## begin Entries
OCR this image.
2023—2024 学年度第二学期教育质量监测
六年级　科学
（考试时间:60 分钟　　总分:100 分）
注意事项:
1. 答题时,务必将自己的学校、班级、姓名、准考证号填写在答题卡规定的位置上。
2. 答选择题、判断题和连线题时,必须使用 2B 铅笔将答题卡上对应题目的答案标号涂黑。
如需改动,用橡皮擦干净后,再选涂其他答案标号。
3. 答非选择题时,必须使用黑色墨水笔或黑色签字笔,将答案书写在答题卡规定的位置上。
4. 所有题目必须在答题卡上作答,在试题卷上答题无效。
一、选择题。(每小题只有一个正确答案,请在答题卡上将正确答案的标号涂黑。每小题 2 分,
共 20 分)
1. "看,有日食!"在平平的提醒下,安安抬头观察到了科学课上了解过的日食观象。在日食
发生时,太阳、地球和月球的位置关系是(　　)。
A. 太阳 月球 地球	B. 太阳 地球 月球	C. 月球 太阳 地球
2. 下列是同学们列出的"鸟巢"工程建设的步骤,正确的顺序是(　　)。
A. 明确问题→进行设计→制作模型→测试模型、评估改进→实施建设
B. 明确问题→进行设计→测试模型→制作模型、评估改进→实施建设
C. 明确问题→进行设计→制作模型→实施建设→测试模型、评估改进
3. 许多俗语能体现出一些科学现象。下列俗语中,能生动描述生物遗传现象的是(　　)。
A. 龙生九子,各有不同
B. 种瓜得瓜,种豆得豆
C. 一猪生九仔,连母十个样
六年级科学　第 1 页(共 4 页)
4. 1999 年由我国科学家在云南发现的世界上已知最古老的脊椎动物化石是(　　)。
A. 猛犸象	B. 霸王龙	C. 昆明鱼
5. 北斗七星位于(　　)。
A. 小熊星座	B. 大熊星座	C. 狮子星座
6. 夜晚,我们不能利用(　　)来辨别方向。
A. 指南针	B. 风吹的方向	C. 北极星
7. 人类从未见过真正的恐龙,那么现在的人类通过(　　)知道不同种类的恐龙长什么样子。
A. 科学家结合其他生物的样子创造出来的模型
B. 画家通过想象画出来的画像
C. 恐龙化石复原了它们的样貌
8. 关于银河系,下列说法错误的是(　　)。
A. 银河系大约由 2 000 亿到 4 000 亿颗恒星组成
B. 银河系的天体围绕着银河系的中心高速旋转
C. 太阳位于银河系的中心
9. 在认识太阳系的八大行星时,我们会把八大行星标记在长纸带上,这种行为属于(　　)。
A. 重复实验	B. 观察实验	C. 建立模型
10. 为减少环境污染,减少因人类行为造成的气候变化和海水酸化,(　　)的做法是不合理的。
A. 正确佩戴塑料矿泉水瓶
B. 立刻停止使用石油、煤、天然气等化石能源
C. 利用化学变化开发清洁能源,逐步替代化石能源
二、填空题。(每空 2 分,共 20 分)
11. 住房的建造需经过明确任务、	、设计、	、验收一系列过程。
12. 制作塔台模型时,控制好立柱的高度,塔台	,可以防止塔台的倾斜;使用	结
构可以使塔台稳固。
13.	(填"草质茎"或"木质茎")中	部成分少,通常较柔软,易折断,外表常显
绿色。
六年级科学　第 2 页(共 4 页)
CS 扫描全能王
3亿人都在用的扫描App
## end Entries
### Task goal
Set down the listing in full, keeping every word exactly as it is.

### The result
OCR this image.
2023—2024 学年度第二学期教育质量监测
六年级　科学
（考试时间:60 分钟　　总分:100 分）
注意事项:
1. 答题时,务必将自己的学校、班级、姓名、准考证号填写在答题卡规定的位置上。
2. 答选择题、判断题和连线题时,必须使用 2B 铅笔将答题卡上对应题目的答案标号涂黑。
如需改动,用橡皮擦干净后,再选涂其他答案标号。
3. 答非选择题时,必须使用黑色墨水笔或黑色签字笔,将答案书写在答题卡规定的位置上。
4. 所有题目必须在答题卡上作答,在试题卷上答题无效。
一、选择题。(每小题只有一个正确答案,请在答题卡上将正确答案的标号涂黑。每小题 2 分,
共 20 分)
1. "看,有日食!"在平平的提醒下,安安抬头观察到了科学课上了解过的日食观象。在日食
发生时,太阳、地球和月球的位置关系是(　　)。
A. 太阳 月球 地球	B. 太阳 地球 月球	C. 月球 太阳 地球
2. 下列是同学们列出的"鸟巢"工程建设的步骤,正确的顺序是(　　)。
A. 明确问题→进行设计→制作模型→测试模型、评估改进→实施建设
B. 明确问题→进行设计→测试模型→制作模型、评估改进→实施建设
C. 明确问题→进行设计→制作模型→实施建设→测试模型、评估改进
3. 许多俗语能体现出一些科学现象。下列俗语中,能生动描述生物遗传现象的是(　　)。
A. 龙生九子,各有不同
B. 种瓜得瓜,种豆得豆
C. 一猪生九仔,连母十个样
六年级科学　第 1 页(共 4 页)
4. 1999 年由我国科学家在云南发现的世界上已知最古老的脊椎动物化石是(　　)。
A. 猛犸象	B. 霸王龙	C. 昆明鱼
5. 北斗七星位于(　　)。
A. 小熊星座	B. 大熊星座	C. 狮子星座
6. 夜晚,我们不能利用(　　)来辨别方向。
A. 指南针	B. 风吹的方向	C. 北极星
7. 人类从未见过真正的恐龙,那么现在的人类通过(　　)知道不同种类的恐龙长什么样子。
A. 科学家结合其他生物的样子创造出来的模型
B. 画家通过想象画出来的画像
C. 恐龙化石复原了它们的样貌
8. 关于银河系,下列说法错误的是(　　)。
A. 银河系大约由 2 000 亿到 4 000 亿颗恒星组成
B. 银河系的天体围绕着银河系的中心高速旋转
C. 太阳位于银河系的中心
9. 在认识太阳系的八大行星时,我们会把八大行星标记在长纸带上,这种行为属于(　　)。
A. 重复实验	B. 观察实验	C. 建立模型
10. 为减少环境污染,减少因人类行为造成的气候变化和海水酸化,(　　)的做法是不合理的。
A. 正确佩戴塑料矿泉水瓶
B. 立刻停止使用石油、煤、天然气等化石能源
C. 利用化学变化开发清洁能源,逐步替代化石能源
二、填空题。(每空 2 分,共 20 分)
11. 住房的建造需经过明确任务、	、设计、	、验收一系列过程。
12. 制作塔台模型时,控制好立柱的高度,塔台	,可以防止塔台的倾斜;使用	结
构可以使塔台稳固。
13.	(填"草质茎"或"木质茎")中	部成分少,通常较柔软,易折断,外表常显
绿色。
六年级科学　第 2 页(共 4 页)
CS 扫描全能王
3亿人都在用的扫描App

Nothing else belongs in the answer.